→ **WHAT IS BEING ASKED**
From the entries below, gather every line containing the string "Default".

+-------+

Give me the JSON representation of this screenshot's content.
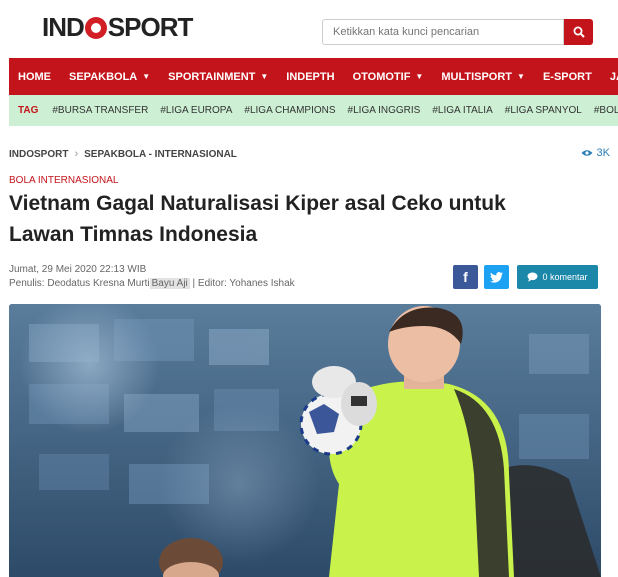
{
  "header": {
    "logo_text_left": "IND",
    "logo_text_right": "SPORT",
    "search_placeholder": "Ketikkan kata kunci pencarian"
  },
  "nav": {
    "items": [
      {
        "label": "HOME",
        "dropdown": false
      },
      {
        "label": "SEPAKBOLA",
        "dropdown": true
      },
      {
        "label": "SPORTAINMENT",
        "dropdown": true
      },
      {
        "label": "INDEPTH",
        "dropdown": false
      },
      {
        "label": "OTOMOTIF",
        "dropdown": true
      },
      {
        "label": "MULTISPORT",
        "dropdown": true
      },
      {
        "label": "E-SPORT",
        "dropdown": false
      },
      {
        "label": "JADWA",
        "dropdown": false
      }
    ]
  },
  "tagbar": {
    "label": "TAG",
    "tags": [
      "#BURSA TRANSFER",
      "#LIGA EUROPA",
      "#LIGA CHAMPIONS",
      "#LIGA INGGRIS",
      "#LIGA ITALIA",
      "#LIGA SPANYOL",
      "#BOLA INTERNASIONAL"
    ]
  },
  "breadcrumb": {
    "home": "INDOSPORT",
    "section": "SEPAKBOLA - INTERNASIONAL"
  },
  "views": "3K",
  "article": {
    "category": "BOLA INTERNASIONAL",
    "title_line1": "Vietnam Gagal Naturalisasi Kiper asal Ceko untuk",
    "title_line2": "Lawan Timnas Indonesia",
    "date": "Jumat, 29 Mei 2020 22:13 WIB",
    "writer_prefix": "Penulis: Deodatus Kresna Murti",
    "writer_highlight": "Bayu Aji",
    "editor": "| Editor: Yohanes Ishak"
  },
  "share": {
    "comment_label": "0 komentar"
  },
  "colors": {
    "brand_red": "#c4141b",
    "tag_bg": "#cdf0d4",
    "facebook": "#3b5998",
    "twitter": "#1da1f2",
    "comment": "#1b87a9",
    "keeper_jersey": "#c9f24a"
  }
}
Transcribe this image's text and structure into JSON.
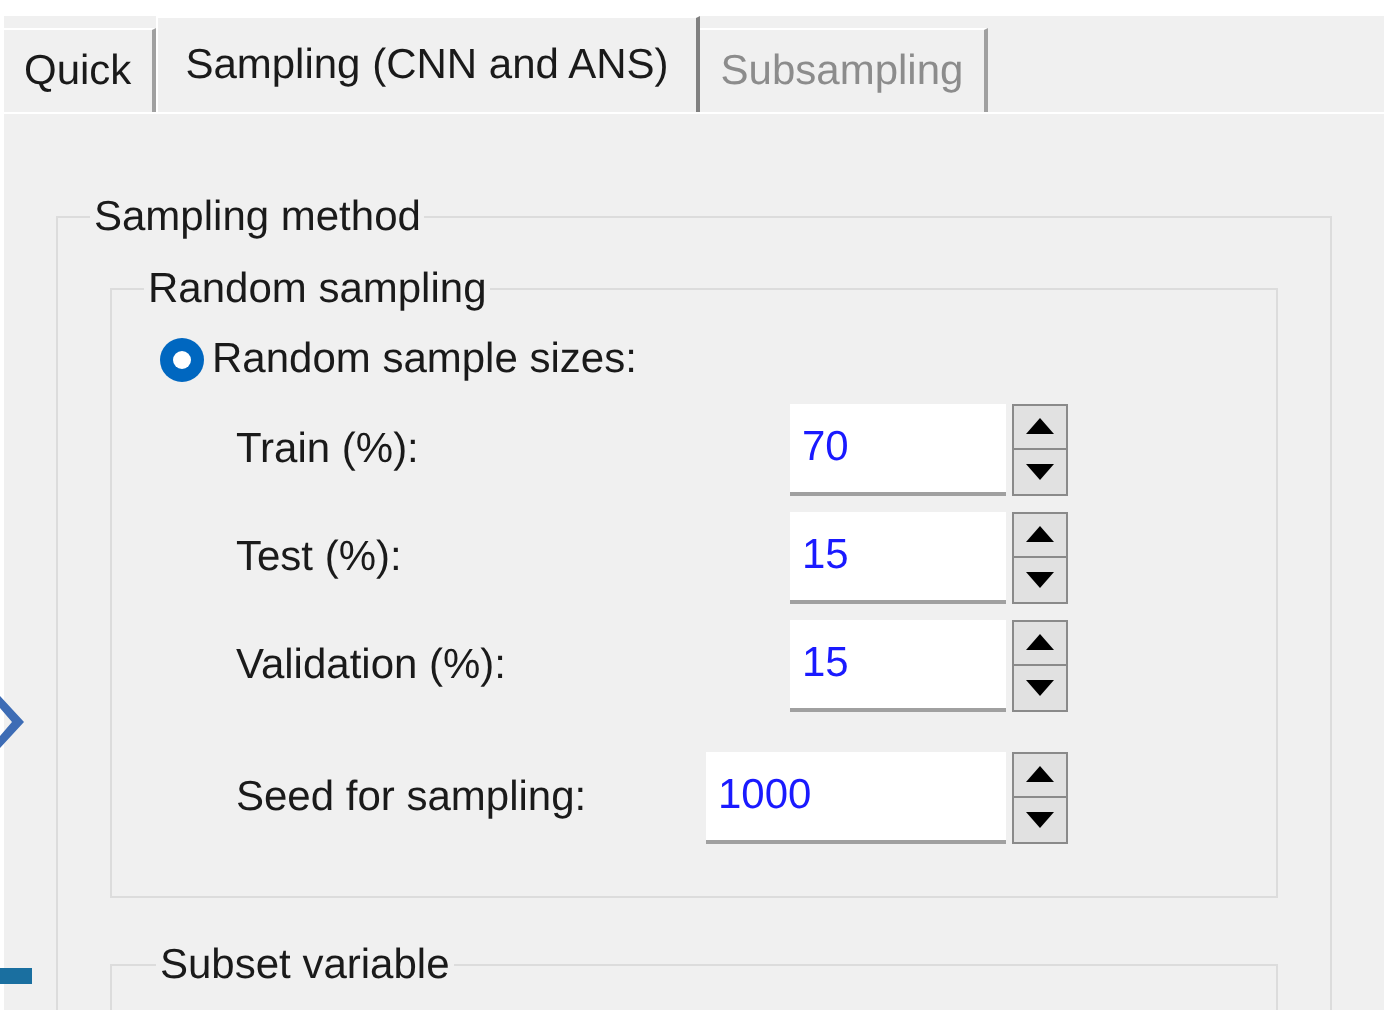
{
  "tabs": [
    {
      "label": "Quick",
      "selected": false,
      "disabled": false
    },
    {
      "label": "Sampling (CNN and ANS)",
      "selected": true,
      "disabled": false
    },
    {
      "label": "Subsampling",
      "selected": false,
      "disabled": true
    }
  ],
  "sampling_method": {
    "title": "Sampling method",
    "random_sampling": {
      "title": "Random sampling",
      "option": {
        "label": "Random sample sizes:",
        "selected": true
      },
      "fields": [
        {
          "label": "Train (%):",
          "value": "70"
        },
        {
          "label": "Test (%):",
          "value": "15"
        },
        {
          "label": "Validation (%):",
          "value": "15"
        }
      ],
      "seed": {
        "label": "Seed for sampling:",
        "value": "1000"
      }
    },
    "subset_variable": {
      "title": "Subset variable"
    }
  }
}
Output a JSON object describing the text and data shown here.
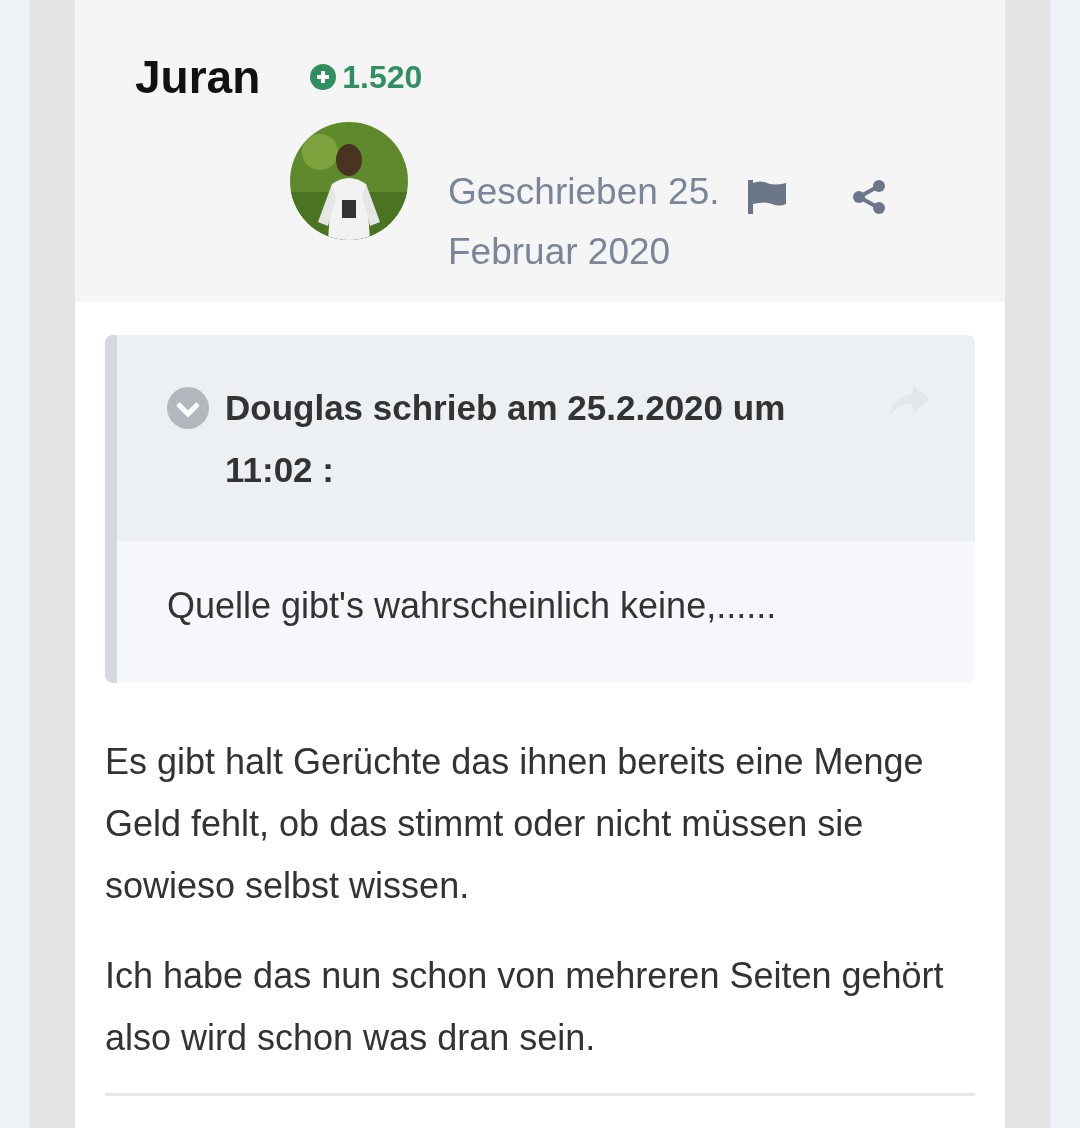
{
  "author": {
    "name": "Juran",
    "reputation": "1.520"
  },
  "post": {
    "date": "Geschrieben 25. Februar 2020"
  },
  "quote": {
    "header": "Douglas schrieb am 25.2.2020 um 11:02 :",
    "text": "Quelle gibt's wahrscheinlich keine,......"
  },
  "paragraphs": [
    "Es gibt halt Gerüchte das ihnen bereits eine Menge Geld fehlt, ob das stimmt oder nicht müssen sie sowieso selbst wissen.",
    "Ich habe das nun schon von mehreren Seiten gehört also wird schon was dran sein."
  ]
}
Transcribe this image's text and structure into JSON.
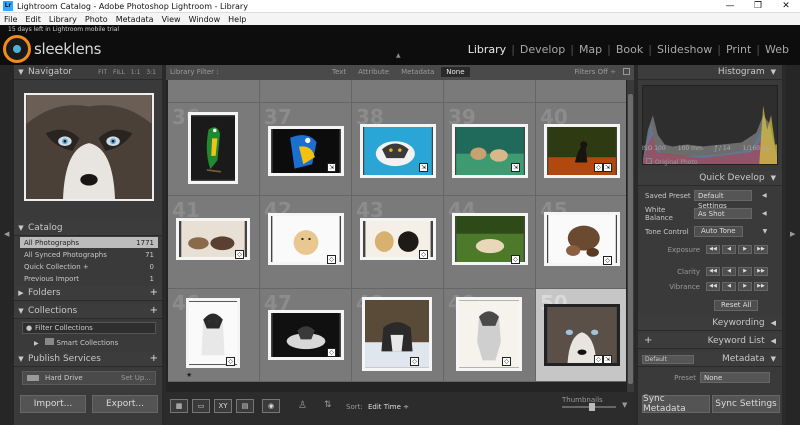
{
  "window": {
    "title": "Lightroom Catalog - Adobe Photoshop Lightroom - Library",
    "app_icon_label": "Lr",
    "minimize": "—",
    "maximize": "❐",
    "close": "✕"
  },
  "menu": [
    "File",
    "Edit",
    "Library",
    "Photo",
    "Metadata",
    "View",
    "Window",
    "Help"
  ],
  "identity": {
    "trial_text": "15 days left in Lightroom mobile trial",
    "brand": "sleeklens"
  },
  "modules": [
    {
      "label": "Library",
      "active": true
    },
    {
      "label": "Develop"
    },
    {
      "label": "Map"
    },
    {
      "label": "Book"
    },
    {
      "label": "Slideshow"
    },
    {
      "label": "Print"
    },
    {
      "label": "Web"
    }
  ],
  "left_panel": {
    "navigator": {
      "title": "Navigator",
      "zoom": [
        "FIT",
        "FILL",
        "1:1",
        "3:1"
      ]
    },
    "catalog": {
      "title": "Catalog",
      "items": [
        {
          "label": "All Photographs",
          "count": "1771",
          "selected": true
        },
        {
          "label": "All Synced Photographs",
          "count": "71"
        },
        {
          "label": "Quick Collection  +",
          "count": "0"
        },
        {
          "label": "Previous Import",
          "count": "1"
        }
      ]
    },
    "folders": {
      "title": "Folders"
    },
    "collections": {
      "title": "Collections",
      "filter": "Filter Collections",
      "smart": "Smart Collections"
    },
    "publish": {
      "title": "Publish Services",
      "hard_drive": "Hard Drive",
      "setup": "Set Up..."
    },
    "import_label": "Import...",
    "export_label": "Export..."
  },
  "library_filter": {
    "label": "Library Filter :",
    "tabs": [
      {
        "label": "Text"
      },
      {
        "label": "Attribute"
      },
      {
        "label": "Metadata"
      },
      {
        "label": "None",
        "active": true
      }
    ],
    "filters_off": "Filters Off ÷"
  },
  "grid": {
    "rows": [
      {
        "numbers": [
          "",
          "",
          "",
          "",
          ""
        ]
      },
      {
        "numbers": [
          "36",
          "37",
          "38",
          "39",
          "40"
        ]
      },
      {
        "numbers": [
          "41",
          "42",
          "43",
          "44",
          "45"
        ]
      },
      {
        "numbers": [
          "46",
          "47",
          "48",
          "49",
          "50"
        ]
      }
    ],
    "selected_cell": "50"
  },
  "toolbar": {
    "sort_label": "Sort:",
    "sort_value": "Edit Time ÷",
    "thumbnails_label": "Thumbnails"
  },
  "right_panel": {
    "histogram": {
      "title": "Histogram",
      "iso": "ISO 100",
      "focal": "100 mm",
      "aperture": "ƒ / 14",
      "shutter": "1/160 sec",
      "original_photo": "Original Photo"
    },
    "quick_develop": {
      "title": "Quick Develop",
      "saved_preset_label": "Saved Preset",
      "saved_preset_value": "Default Settings",
      "white_balance_label": "White Balance",
      "white_balance_value": "As Shot",
      "tone_control_label": "Tone Control",
      "auto_tone": "Auto Tone",
      "exposure": "Exposure",
      "clarity": "Clarity",
      "vibrance": "Vibrance",
      "reset_all": "Reset All"
    },
    "keywording": {
      "title": "Keywording"
    },
    "keyword_list": {
      "title": "Keyword List"
    },
    "metadata": {
      "title": "Metadata",
      "default": "Default",
      "preset_label": "Preset",
      "preset_value": "None"
    },
    "sync_metadata": "Sync Metadata",
    "sync_settings": "Sync Settings"
  },
  "colors": {
    "brand_orange": "#f08c1e",
    "panel": "#3a3a3a",
    "grid_cell": "#7a7a7a",
    "selected_cell": "#c6c6c6"
  }
}
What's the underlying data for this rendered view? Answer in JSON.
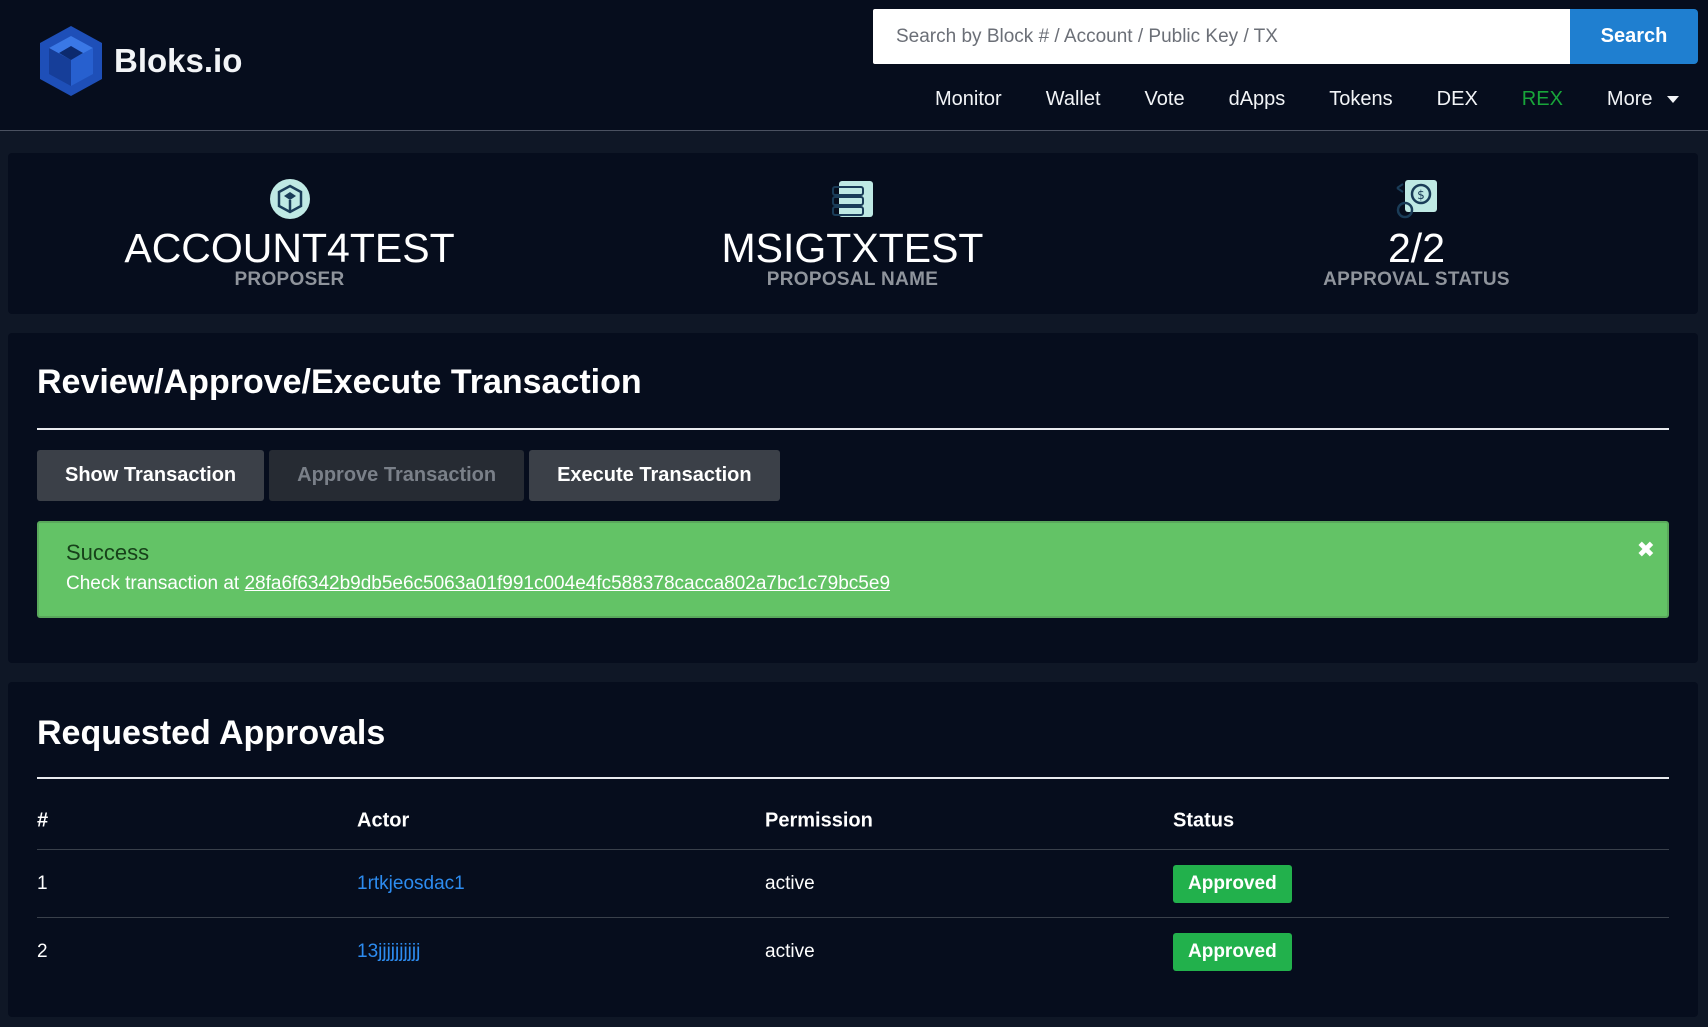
{
  "header": {
    "logo_text": "Bloks.io",
    "search": {
      "placeholder": "Search by Block # / Account / Public Key / TX",
      "button_label": "Search"
    },
    "nav": [
      "Monitor",
      "Wallet",
      "Vote",
      "dApps",
      "Tokens",
      "DEX",
      "REX",
      "More"
    ]
  },
  "stats": [
    {
      "value": "ACCOUNT4TEST",
      "label": "PROPOSER",
      "icon": "proposer-icon"
    },
    {
      "value": "MSIGTXTEST",
      "label": "PROPOSAL NAME",
      "icon": "proposal-name-icon"
    },
    {
      "value": "2/2",
      "label": "APPROVAL STATUS",
      "icon": "approval-status-icon"
    }
  ],
  "review": {
    "title": "Review/Approve/Execute Transaction",
    "buttons": {
      "show": "Show Transaction",
      "approve": "Approve Transaction",
      "execute": "Execute Transaction"
    },
    "alert": {
      "title": "Success",
      "prefix": "Check transaction at",
      "tx": "28fa6f6342b9db5e6c5063a01f991c004e4fc588378cacca802a7bc1c79bc5e9"
    }
  },
  "approvals": {
    "title": "Requested Approvals",
    "columns": [
      "#",
      "Actor",
      "Permission",
      "Status"
    ],
    "rows": [
      {
        "num": "1",
        "actor": "1rtkjeosdac1",
        "permission": "active",
        "status": "Approved"
      },
      {
        "num": "2",
        "actor": "13jjjjjjjjjj",
        "permission": "active",
        "status": "Approved"
      }
    ]
  },
  "colors": {
    "accent": "#1f7fd0",
    "rex": "#18a53a",
    "success": "#63c366",
    "badge": "#22b14c",
    "link": "#2d8cf0"
  }
}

+-------+

→ **THE COMPLETED TASK**
      "saved_preset_value": "Default Settings",
      "default": "Default",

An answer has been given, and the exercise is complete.